Race between SIGIO and epoll from SMP host

Wed Apr 21 12:53:19 BST 2021

Hi

I was playing around with xxd large files when I noticed that the
terminal output often stalls for a few seconds. It's a heisenbug so
the root cause was mostly found by debugging-by-printing and
trial-and-error.

This bug I can reliably reproduce by running `xxd /dev/zero` inside
UML that has its tty as `fd:0,fd:1`. Behavior: the terminal output
stalls in the middle of a line, stalling for seconds and possibly a
very long time. Keyboard input de-stalls the output but will stall
again quickly.

AFAICT, the way UML receives CONSOLE_WRITE_IRQ from stdout is that, it
sets O_ASYNC on stdout, then whenever a SIGIO is received by UML, it
checks for the origin of the SIGIO via epoll_wait in
os_waiting_for_events_epoll. However, this is racy: A SIGIO can be
generated prior to epoll receiving the event, so epoll_wait with zero
timeout may be called before epoll receives the event, and the event
can be missed.

As a minimal reproducible example, this C code running on the host
often assert failure in `res == 1`:

[snip]
#define _GNU_SOURCE 1

#include <assert.h>
#include <errno.h>
#include <stdio.h>
#include <signal.h>
#include <sys/epoll.h>
#include <sys/fcntl.h>
#include <unistd.h>

#define MAX_EPOLL_EVENTS 64
volatile sig_atomic_t state;
static struct epoll_event epoll_events[MAX_EPOLL_EVENTS];

static char msg[] =
    "00000000: 0000 0000 0000 0000 0000 0000 0000 0000  ................\n";

static void sigio_handler(int ignored)
{
    assert(state == 1 || state == 0);
    state = 2;
}

int main(int argc, char **argv)
{
    int epollfd, flags, res;
    struct epoll_event event;

    state = 0;

    signal(SIGIO, sigio_handler);

    epollfd = epoll_create(MAX_EPOLL_EVENTS);
    assert(epollfd >= 0);

    event.data.ptr = NULL;
    event.events = EPOLLOUT | EPOLLET;
    assert(!epoll_ctl(epollfd, EPOLL_CTL_ADD, 1, &event));

    flags = fcntl(1, F_GETFL);
    assert(flags >= 0);
    flags |= O_ASYNC | O_NONBLOCK;

    assert(!fcntl(1, F_SETFL, flags));
    assert(!fcntl(1, F_SETSIG, SIGIO));
    assert(!fcntl(1, F_SETOWN, getpid()));

    for (;;) {
        if (state == 0) {
            res = write(1, msg, sizeof(msg));
            if (res < 0 && errno == EAGAIN)
········
▶ _TO BE DONE_:
Write the next part of the post about the SIGIO and epoll race, picking up right after its last line of C code. The listing after this point is separate material, unconnected to the post about the SIGIO and epoll race.

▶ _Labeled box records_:
········
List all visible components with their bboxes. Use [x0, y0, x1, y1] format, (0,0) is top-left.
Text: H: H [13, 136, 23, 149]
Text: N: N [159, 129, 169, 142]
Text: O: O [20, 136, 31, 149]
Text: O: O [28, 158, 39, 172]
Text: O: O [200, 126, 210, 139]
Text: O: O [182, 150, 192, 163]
········
▶ _THE RESPONSE_:
                state = 1;
        } else if (state == 1) {
            pause();
        } else if (state == 2) {
            res = epoll_wait(epollfd, epoll_events, MAX_EPOLL_EVENTS, 1);
            assert(res == 1);
            state = 0;
        }
    }
}
[/snip]

strace -e epoll_wait shows, the last few lines:

  --- SIGIO {si_signo=SIGIO, si_code=POLL_OUT, si_band=772} ---
  epoll_wait(3, [{events=EPOLLOUT, data={u32=0, u64=0}}], 64, 1) = 1
  --- SIGIO {si_signo=SIGIO, si_code=POLL_OUT, si_band=772} ---
  epoll_wait(3, [{events=EPOLLOUT, data={u32=0, u64=0}}], 64, 1) = 1
  --- SIGIO {si_signo=SIGIO, si_code=POLL_OUT, si_band=772} ---
  epoll_wait(3, [], 64, 1)                = 0
  --- SIGABRT {si_signo=SIGABRT, si_code=SI_TKILL, si_pid=2033614,
si_uid=1000} ---
  +++ killed by SIGABRT (core dumped) +++

I reproduced this assertion failure on:
* a self-built 5.11.14 SMP vanilla kernel running on bare metal, with
terminal as a graphical application.
* a 4.19.0-0.bpo.14-amd64 Debian 4.19.171-2~deb9u1 SMP kernel with
terminal as ssh terminal.

Can still reproduce after setting timeout to 1 ms, in both in UML and
in this minimal example.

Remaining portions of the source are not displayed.